:: DATASET ::
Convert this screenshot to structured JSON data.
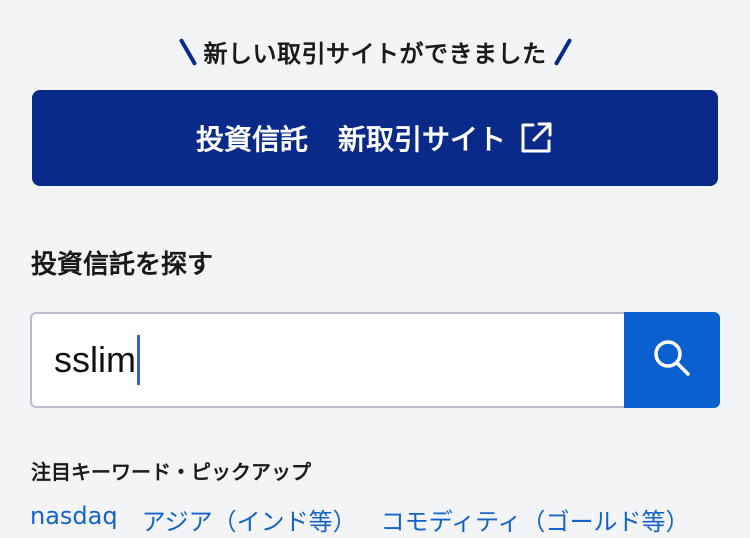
{
  "announcement": {
    "text": "新しい取引サイトができました"
  },
  "banner_button": {
    "label_part1": "投資信託",
    "label_part2": "新取引サイト",
    "icon": "external-link-icon"
  },
  "search_section": {
    "title": "投資信託を探す",
    "input_value": "sslim",
    "button_icon": "search-icon"
  },
  "pickup": {
    "title": "注目キーワード・ピックアップ",
    "keywords": [
      "nasdaq",
      "アジア（インド等）",
      "コモディティ（ゴールド等）"
    ]
  },
  "colors": {
    "background": "#f3f4f6",
    "banner": "#0a2a8a",
    "search_button": "#0b60d0",
    "link": "#1463c9"
  }
}
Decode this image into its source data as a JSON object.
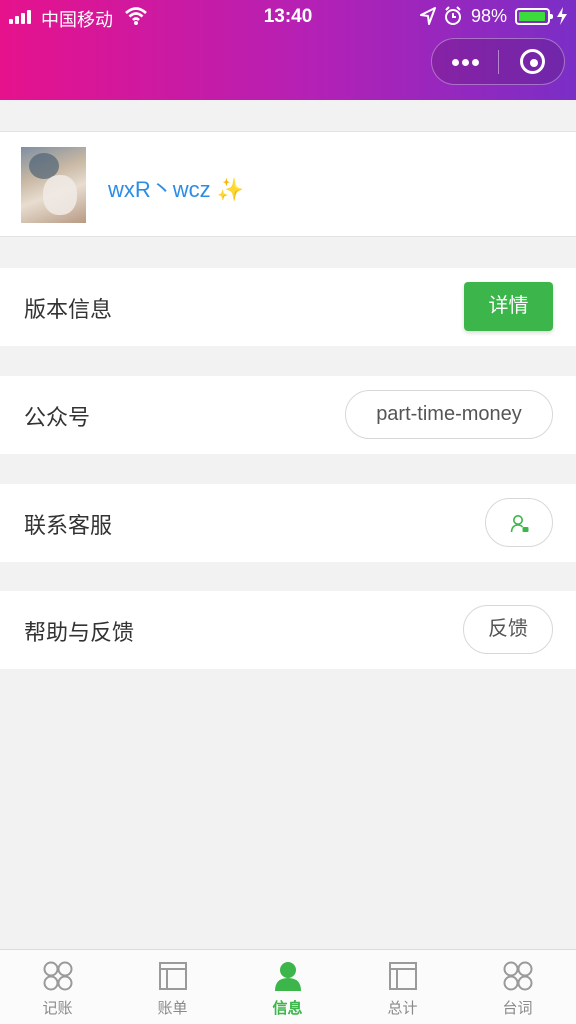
{
  "status_bar": {
    "carrier": "中国移动",
    "time": "13:40",
    "battery": "98%",
    "battery_level": 0.98
  },
  "capsule": {
    "more_icon": "more-dots-icon",
    "close_icon": "target-circle-icon"
  },
  "profile": {
    "name": "wxR丶wcz",
    "emoji": "✨"
  },
  "rows": {
    "version": {
      "label": "版本信息",
      "button": "详情"
    },
    "account": {
      "label": "公众号",
      "button": "part-time-money"
    },
    "service": {
      "label": "联系客服",
      "icon": "contact-person-icon"
    },
    "help": {
      "label": "帮助与反馈",
      "button": "反馈"
    }
  },
  "tabbar": {
    "items": [
      {
        "label": "记账",
        "icon": "four-circles-icon",
        "active": false
      },
      {
        "label": "账单",
        "icon": "layout-panel-icon",
        "active": false
      },
      {
        "label": "信息",
        "icon": "person-icon",
        "active": true
      },
      {
        "label": "总计",
        "icon": "layout-panel-icon",
        "active": false
      },
      {
        "label": "台词",
        "icon": "four-circles-icon",
        "active": false
      }
    ]
  },
  "colors": {
    "header_gradient_start": "#e6128c",
    "header_gradient_end": "#7a2ec6",
    "accent_green": "#3cb64a",
    "username_blue": "#2b8de4"
  }
}
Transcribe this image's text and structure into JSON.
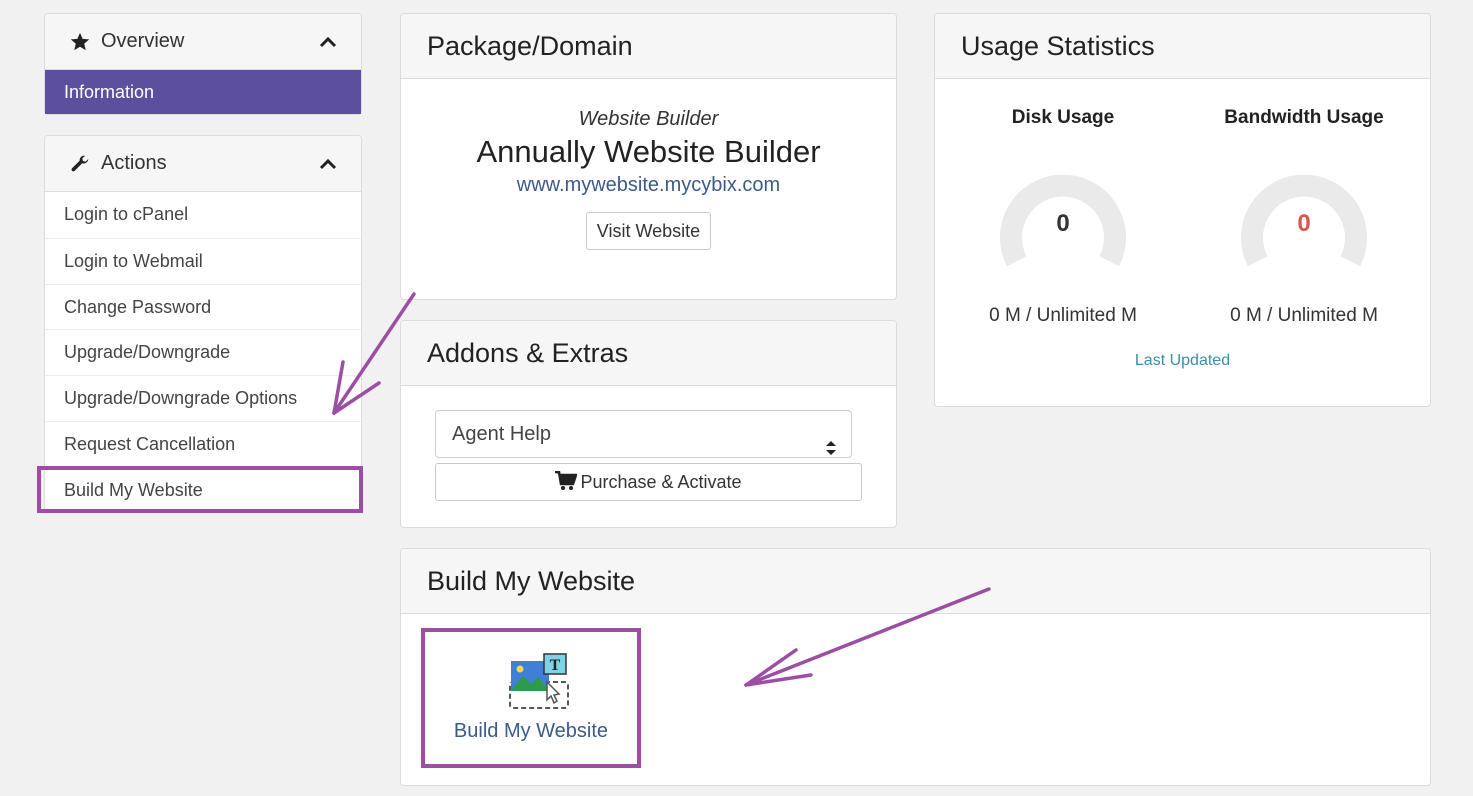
{
  "sidebar": {
    "overview": {
      "title": "Overview",
      "items": [
        {
          "label": "Information"
        }
      ]
    },
    "actions": {
      "title": "Actions",
      "items": [
        {
          "label": "Login to cPanel"
        },
        {
          "label": "Login to Webmail"
        },
        {
          "label": "Change Password"
        },
        {
          "label": "Upgrade/Downgrade"
        },
        {
          "label": "Upgrade/Downgrade Options"
        },
        {
          "label": "Request Cancellation"
        },
        {
          "label": "Build My Website"
        }
      ]
    }
  },
  "package": {
    "title": "Package/Domain",
    "product_group": "Website Builder",
    "product_name": "Annually Website Builder",
    "domain": "www.mywebsite.mycybix.com",
    "visit_label": "Visit Website"
  },
  "addons": {
    "title": "Addons & Extras",
    "selected": "Agent Help",
    "purchase_label": "Purchase & Activate"
  },
  "usage": {
    "title": "Usage Statistics",
    "disk": {
      "label": "Disk Usage",
      "value": "0",
      "usage": "0 M / Unlimited M"
    },
    "bandwidth": {
      "label": "Bandwidth Usage",
      "value": "0",
      "usage": "0 M / Unlimited M"
    },
    "last_updated": "Last Updated"
  },
  "builder": {
    "title": "Build My Website",
    "tile_label": "Build My Website"
  },
  "colors": {
    "accent": "#5c4f9e",
    "highlight": "#9b4ea3",
    "link": "#3d5a8a",
    "danger": "#d9534f"
  },
  "icons": [
    "star-icon",
    "chevron-up-icon",
    "wrench-icon",
    "select-caret-icon",
    "cart-icon",
    "site-builder-icon"
  ]
}
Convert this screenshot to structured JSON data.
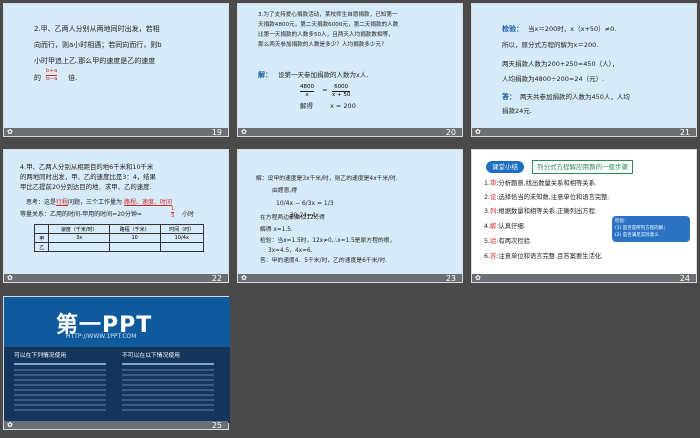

:: REQUIRED TASK ::
Pictures stay out of the copy; please restate every record above exactly.

:: TASK RESULT ::
Convert this screenshot to structured JSON data.
{
  "announcement": {
    "text": "新しい取引サイトができました"
  },
  "banner_button": {
    "label_part1": "投資信託",
    "label_part2": "新取引サイト",
    "icon": "external-link-icon"
  },
  "search_section": {
    "title": "投資信託を探す",
    "input_value": "sslim",
    "button_icon": "search-icon"
  },
  "pickup": {
    "title": "注目キーワード・ピックアップ",
    "keywords": [
      "nasdaq",
      "アジア（インド等）",
      "コモディティ（ゴールド等）"
    ]
  },
  "colors": {
    "background": "#f3f4f6",
    "banner": "#0a2a8a",
    "search_button": "#0b60d0",
    "link": "#1463c9"
  }
}
Decode this image into its source data as a JSON object.
{
  "status_bar": {
    "carrier": "中国移动",
    "time": "13:40",
    "battery": "98%",
    "battery_level": 0.98
  },
  "capsule": {
    "more_icon": "more-dots-icon",
    "close_icon": "target-circle-icon"
  },
  "profile": {
    "name": "wxR丶wcz",
    "emoji": "✨"
  },
  "rows": {
    "version": {
      "label": "版本信息",
      "button": "详情"
    },
    "account": {
      "label": "公众号",
      "button": "part-time-money"
    },
    "service": {
      "label": "联系客服",
      "icon": "contact-person-icon"
    },
    "help": {
      "label": "帮助与反馈",
      "button": "反馈"
    }
  },
  "tabbar": {
    "items": [
      {
        "label": "记账",
        "icon": "four-circles-icon",
        "active": false
      },
      {
        "label": "账单",
        "icon": "layout-panel-icon",
        "active": false
      },
      {
        "label": "信息",
        "icon": "person-icon",
        "active": true
      },
      {
        "label": "总计",
        "icon": "layout-panel-icon",
        "active": false
      },
      {
        "label": "台词",
        "icon": "four-circles-icon",
        "active": false
      }
    ]
  },
  "colors": {
    "header_gradient_start": "#e6128c",
    "header_gradient_end": "#7a2ec6",
    "accent_green": "#3cb64a",
    "username_blue": "#2b8de4"
  }
}
Transcribe this image's text and structure into JSON.
{
  "sidebar": {
    "overview": {
      "title": "Overview",
      "items": [
        {
          "label": "Information"
        }
      ]
    },
    "actions": {
      "title": "Actions",
      "items": [
        {
          "label": "Login to cPanel"
        },
        {
          "label": "Login to Webmail"
        },
        {
          "label": "Change Password"
        },
        {
          "label": "Upgrade/Downgrade"
        },
        {
          "label": "Upgrade/Downgrade Options"
        },
        {
          "label": "Request Cancellation"
        },
        {
          "label": "Build My Website"
        }
      ]
    }
  },
  "package": {
    "title": "Package/Domain",
    "product_group": "Website Builder",
    "product_name": "Annually Website Builder",
    "domain": "www.mywebsite.mycybix.com",
    "visit_label": "Visit Website"
  },
  "addons": {
    "title": "Addons & Extras",
    "selected": "Agent Help",
    "purchase_label": "Purchase & Activate"
  },
  "usage": {
    "title": "Usage Statistics",
    "disk": {
      "label": "Disk Usage",
      "value": "0",
      "usage": "0 M / Unlimited M"
    },
    "bandwidth": {
      "label": "Bandwidth Usage",
      "value": "0",
      "usage": "0 M / Unlimited M"
    },
    "last_updated": "Last Updated"
  },
  "builder": {
    "title": "Build My Website",
    "tile_label": "Build My Website"
  },
  "colors": {
    "accent": "#5c4f9e",
    "highlight": "#9b4ea3",
    "link": "#3d5a8a",
    "danger": "#d9534f"
  },
  "icons": [
    "star-icon",
    "chevron-up-icon",
    "wrench-icon",
    "select-caret-icon",
    "cart-icon",
    "site-builder-icon"
  ]
}
Convert this screenshot to structured JSON data.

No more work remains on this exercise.